◆ Reading text:
It's bizarre to read this today after talking about Andrea last night with a friend who invited her to come speak and who then had the pleasure of spending time with her. Talking about the views she actually expressed when she was alive. How fierce on stage and how warm she was and caring in private. To claim she'd have rejected us, been angry with us for centering the needs of women is just ... bizarre.

CharlieParley · 08/08/2020 08:37

From MoaMy's tumblr link (Thank you for finding and sharing this.)

Stoltenberg: Dworkin was a trans ally
Stoltenberg: Dworkin was a trans ally
MoaMy · 08/08/2020 20:24

@CharlieParley

From MoaMy's tumblr link (Thank you for finding and sharing this.)
Thank you for posting them here! Flowers
ByGrabtharsHammerWhatASavings · 08/08/2020 22:06

I don't know very much about Dworkins, but I know a fair bit about religious apologetics. There's a certain type of religious person who says things like "did you know that even Charles Darwin thought the eye was too complex to have evolved?", or "did you know that Darwin accepted God on his deathbed?" As if that catagorically proves the existence of God and the literal truth of the bible. "But even Andrea Dworkins accepted TWAW at the end" is exactly the same fallacy. Elect one prominent person to represent the belief you wish to disprove, announce that they infact agree with your position, then flounder in confusion when your opponant says that this doesn't actually prove anything. It's a bog standard argument from authority, and example number 96,462 of "TRAs and religious groups use the same arguments". Andrea Dworkins believing that TWAW is no more proof that "gender" exists than Darwin having a religious conversion is prood that God exists. Its honestly the most pathetic kind of straw clutching to argue in this way. Even if every single person in the entire world from now until the end of time believed that TWAW and that God exists it still wouldn't prove either of those things.

◆ What to produce: Substitute "strange" for "bizarre" and give the forum thread again, everything from "It's bizarre to" down to "just ... bizarre.". The records that follow are separate material and have no connection to the forum thread above.

◆ Record excerpts:
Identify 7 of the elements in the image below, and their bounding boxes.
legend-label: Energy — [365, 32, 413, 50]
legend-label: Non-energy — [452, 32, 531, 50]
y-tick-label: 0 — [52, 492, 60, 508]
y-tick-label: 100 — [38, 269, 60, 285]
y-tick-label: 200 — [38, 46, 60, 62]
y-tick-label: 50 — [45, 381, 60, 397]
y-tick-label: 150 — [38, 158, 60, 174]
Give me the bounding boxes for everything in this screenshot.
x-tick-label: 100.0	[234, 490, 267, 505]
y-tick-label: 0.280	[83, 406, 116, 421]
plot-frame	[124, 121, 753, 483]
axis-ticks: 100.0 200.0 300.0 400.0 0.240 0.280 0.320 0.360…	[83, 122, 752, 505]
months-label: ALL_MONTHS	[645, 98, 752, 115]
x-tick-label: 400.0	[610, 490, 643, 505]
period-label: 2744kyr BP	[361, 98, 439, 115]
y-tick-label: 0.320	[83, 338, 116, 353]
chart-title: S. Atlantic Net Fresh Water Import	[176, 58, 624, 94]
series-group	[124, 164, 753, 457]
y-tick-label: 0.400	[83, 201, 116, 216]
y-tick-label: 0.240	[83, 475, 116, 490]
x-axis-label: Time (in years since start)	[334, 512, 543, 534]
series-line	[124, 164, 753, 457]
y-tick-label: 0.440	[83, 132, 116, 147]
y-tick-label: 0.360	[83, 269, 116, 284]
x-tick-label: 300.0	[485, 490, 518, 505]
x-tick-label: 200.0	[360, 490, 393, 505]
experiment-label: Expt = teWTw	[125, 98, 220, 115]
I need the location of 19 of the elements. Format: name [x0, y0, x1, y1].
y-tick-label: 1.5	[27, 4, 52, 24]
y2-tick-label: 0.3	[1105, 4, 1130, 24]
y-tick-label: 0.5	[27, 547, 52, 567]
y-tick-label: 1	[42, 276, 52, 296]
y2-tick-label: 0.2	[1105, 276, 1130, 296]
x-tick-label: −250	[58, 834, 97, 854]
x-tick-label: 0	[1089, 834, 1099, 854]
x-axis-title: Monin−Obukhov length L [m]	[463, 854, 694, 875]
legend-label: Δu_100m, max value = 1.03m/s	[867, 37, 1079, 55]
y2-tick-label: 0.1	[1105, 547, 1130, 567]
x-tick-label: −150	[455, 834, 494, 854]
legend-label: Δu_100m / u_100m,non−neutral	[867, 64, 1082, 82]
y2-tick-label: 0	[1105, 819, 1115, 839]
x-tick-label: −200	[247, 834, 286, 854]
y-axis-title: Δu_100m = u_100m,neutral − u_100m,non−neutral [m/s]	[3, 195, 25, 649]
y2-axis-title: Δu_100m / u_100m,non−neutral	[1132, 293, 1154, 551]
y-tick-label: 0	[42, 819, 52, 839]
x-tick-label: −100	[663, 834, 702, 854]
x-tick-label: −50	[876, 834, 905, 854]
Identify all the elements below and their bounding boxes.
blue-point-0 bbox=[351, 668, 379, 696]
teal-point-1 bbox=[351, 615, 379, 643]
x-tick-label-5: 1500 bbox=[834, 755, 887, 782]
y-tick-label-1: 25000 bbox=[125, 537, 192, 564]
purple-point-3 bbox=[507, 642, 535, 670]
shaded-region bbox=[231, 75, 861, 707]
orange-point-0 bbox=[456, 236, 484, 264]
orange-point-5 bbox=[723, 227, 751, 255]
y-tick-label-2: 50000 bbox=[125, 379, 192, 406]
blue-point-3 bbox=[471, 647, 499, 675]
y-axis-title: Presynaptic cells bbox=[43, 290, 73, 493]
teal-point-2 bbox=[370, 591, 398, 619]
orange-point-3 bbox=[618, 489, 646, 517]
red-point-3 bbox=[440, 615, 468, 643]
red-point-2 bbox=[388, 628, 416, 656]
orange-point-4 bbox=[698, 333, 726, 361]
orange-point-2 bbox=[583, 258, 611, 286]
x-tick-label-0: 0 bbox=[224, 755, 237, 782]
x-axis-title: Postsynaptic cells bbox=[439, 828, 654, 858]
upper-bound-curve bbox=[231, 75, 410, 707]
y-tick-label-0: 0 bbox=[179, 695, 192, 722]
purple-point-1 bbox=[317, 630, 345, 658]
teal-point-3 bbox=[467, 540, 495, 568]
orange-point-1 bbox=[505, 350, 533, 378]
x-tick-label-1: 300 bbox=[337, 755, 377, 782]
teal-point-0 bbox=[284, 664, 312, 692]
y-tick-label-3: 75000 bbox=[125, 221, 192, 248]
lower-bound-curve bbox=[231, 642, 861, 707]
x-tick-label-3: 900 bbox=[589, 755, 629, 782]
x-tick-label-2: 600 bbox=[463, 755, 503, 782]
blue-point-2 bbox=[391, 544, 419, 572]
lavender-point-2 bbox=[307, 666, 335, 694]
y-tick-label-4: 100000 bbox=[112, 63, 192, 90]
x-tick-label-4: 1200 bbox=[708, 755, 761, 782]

◆ Result of this task:
It's strange to read this today after talking about Andrea last night with a friend who invited her to come speak and who then had the pleasure of spending time with her. Talking about the views she actually expressed when she was alive. How fierce on stage and how warm she was and caring in private. To claim she'd have rejected us, been angry with us for centering the needs of women is just ... strange.